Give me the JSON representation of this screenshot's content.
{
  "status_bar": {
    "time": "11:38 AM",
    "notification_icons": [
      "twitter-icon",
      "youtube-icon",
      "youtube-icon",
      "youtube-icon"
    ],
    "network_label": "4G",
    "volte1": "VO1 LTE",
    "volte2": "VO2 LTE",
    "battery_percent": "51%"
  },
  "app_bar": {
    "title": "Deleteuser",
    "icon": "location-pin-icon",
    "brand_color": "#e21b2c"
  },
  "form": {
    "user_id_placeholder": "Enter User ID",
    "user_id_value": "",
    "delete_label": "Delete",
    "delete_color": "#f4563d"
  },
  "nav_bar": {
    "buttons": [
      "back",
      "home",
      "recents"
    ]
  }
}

○ ○ ○

THE TASK:
Repeat the records above exactly as they appear.

RESULT OF THE TASK:
Give me the JSON representation of this screenshot's content.
{
  "status_bar": {
    "time": "11:38 AM",
    "notification_icons": [
      "twitter-icon",
      "youtube-icon",
      "youtube-icon",
      "youtube-icon"
    ],
    "network_label": "4G",
    "volte1": "VO1 LTE",
    "volte2": "VO2 LTE",
    "battery_percent": "51%"
  },
  "app_bar": {
    "title": "Deleteuser",
    "icon": "location-pin-icon",
    "brand_color": "#e21b2c"
  },
  "form": {
    "user_id_placeholder": "Enter User ID",
    "user_id_value": "",
    "delete_label": "Delete",
    "delete_color": "#f4563d"
  },
  "nav_bar": {
    "buttons": [
      "back",
      "home",
      "recents"
    ]
  }
}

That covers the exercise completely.